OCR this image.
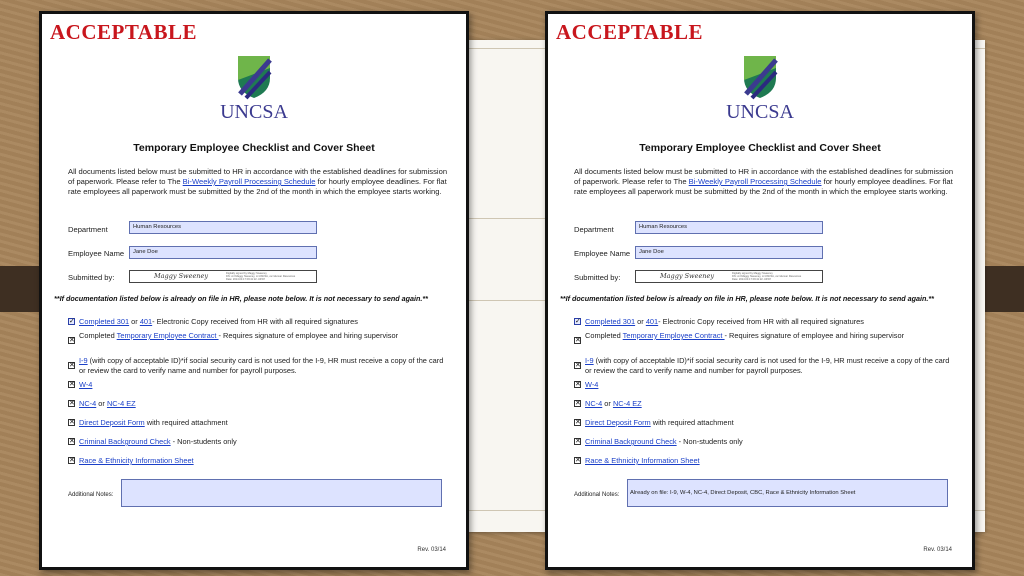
ACCEPTABLE
UNCSA
Temporary Employee Checklist and Cover Sheet
All documents listed below must be submitted to HR in accordance with the established deadlines for submission of paperwork. Please refer to The Bi-Weekly Payroll Processing Schedule for hourly employee deadlines. For flat rate employees all paperwork must be submitted by the 2nd of the month in which the employee starts working.
Department	Human Resources
Employee Name	Jane Doe
Submitted by:	Maggy Sweeney	Digitally signed by Maggy Sweeney
DN: cn=Maggy Sweeney, o=UNCSA, ou=Human Resources
Date: 2014.03.17 09:41:22 -04'00'
**If documentation listed below is already on file in HR, please note below. It is not necessary to send again.**
✓ Completed 301 or 401- Electronic Copy received from HR with all required signatures
✕
Completed Temporary Employee Contract - Requires signature of employee and hiring supervisor
✕
I-9 (with copy of acceptable ID)*if social security card is not used for the I-9, HR must receive a copy of the card or review the card to verify name and number for payroll purposes.
✕ W-4
✕ NC-4 or NC-4 EZ
✕ Direct Deposit Form with required attachment
✕ Criminal Background Check - Non-students only
✕ Race & Ethnicity Information Sheet
Additional Notes:
Rev. 03/14
ACCEPTABLE
UNCSA
Temporary Employee Checklist and Cover Sheet
All documents listed below must be submitted to HR in accordance with the established deadlines for submission of paperwork. Please refer to The Bi-Weekly Payroll Processing Schedule for hourly employee deadlines. For flat rate employees all paperwork must be submitted by the 2nd of the month in which the employee starts working.
Department	Human Resources
Employee Name	Jane Doe
Submitted by:	Maggy Sweeney	Digitally signed by Maggy Sweeney
DN: cn=Maggy Sweeney, o=UNCSA, ou=Human Resources
Date: 2014.03.17 09:41:22 -04'00'
**If documentation listed below is already on file in HR, please note below. It is not necessary to send again.**
✓ Completed 301 or 401- Electronic Copy received from HR with all required signatures
✕
Completed Temporary Employee Contract - Requires signature of employee and hiring supervisor
✕
I-9 (with copy of acceptable ID)*if social security card is not used for the I-9, HR must receive a copy of the card or review the card to verify name and number for payroll purposes.
✕ W-4
✕ NC-4 or NC-4 EZ
✕ Direct Deposit Form with required attachment
✕ Criminal Background Check - Non-students only
✕ Race & Ethnicity Information Sheet
Additional Notes:	Already on file: I-9, W-4, NC-4, Direct Deposit, CBC, Race & Ethnicity Information Sheet
Rev. 03/14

Exercise objective: Quote the material in full and exactly; do not carry over its pictures.

Task result:
OCR this image.
ACCEPTABLE
UNCSA
Temporary Employee Checklist and Cover Sheet
All documents listed below must be submitted to HR in accordance with the established deadlines for submission of paperwork. Please refer to The Bi-Weekly Payroll Processing Schedule for hourly employee deadlines. For flat rate employees all paperwork must be submitted by the 2nd of the month in which the employee starts working.
Department	Human Resources
Employee Name	Jane Doe
Submitted by:	Maggy Sweeney	Digitally signed by Maggy Sweeney
DN: cn=Maggy Sweeney, o=UNCSA, ou=Human Resources
Date: 2014.03.17 09:41:22 -04'00'
**If documentation listed below is already on file in HR, please note below. It is not necessary to send again.**
✓ Completed 301 or 401- Electronic Copy received from HR with all required signatures
✕
Completed Temporary Employee Contract - Requires signature of employee and hiring supervisor
✕
I-9 (with copy of acceptable ID)*if social security card is not used for the I-9, HR must receive a copy of the card or review the card to verify name and number for payroll purposes.
✕ W-4
✕ NC-4 or NC-4 EZ
✕ Direct Deposit Form with required attachment
✕ Criminal Background Check - Non-students only
✕ Race & Ethnicity Information Sheet
Additional Notes:
Rev. 03/14
ACCEPTABLE
UNCSA
Temporary Employee Checklist and Cover Sheet
All documents listed below must be submitted to HR in accordance with the established deadlines for submission of paperwork. Please refer to The Bi-Weekly Payroll Processing Schedule for hourly employee deadlines. For flat rate employees all paperwork must be submitted by the 2nd of the month in which the employee starts working.
Department	Human Resources
Employee Name	Jane Doe
Submitted by:	Maggy Sweeney	Digitally signed by Maggy Sweeney
DN: cn=Maggy Sweeney, o=UNCSA, ou=Human Resources
Date: 2014.03.17 09:41:22 -04'00'
**If documentation listed below is already on file in HR, please note below. It is not necessary to send again.**
✓ Completed 301 or 401- Electronic Copy received from HR with all required signatures
✕
Completed Temporary Employee Contract - Requires signature of employee and hiring supervisor
✕
I-9 (with copy of acceptable ID)*if social security card is not used for the I-9, HR must receive a copy of the card or review the card to verify name and number for payroll purposes.
✕ W-4
✕ NC-4 or NC-4 EZ
✕ Direct Deposit Form with required attachment
✕ Criminal Background Check - Non-students only
✕ Race & Ethnicity Information Sheet
Additional Notes:	Already on file: I-9, W-4, NC-4, Direct Deposit, CBC, Race & Ethnicity Information Sheet
Rev. 03/14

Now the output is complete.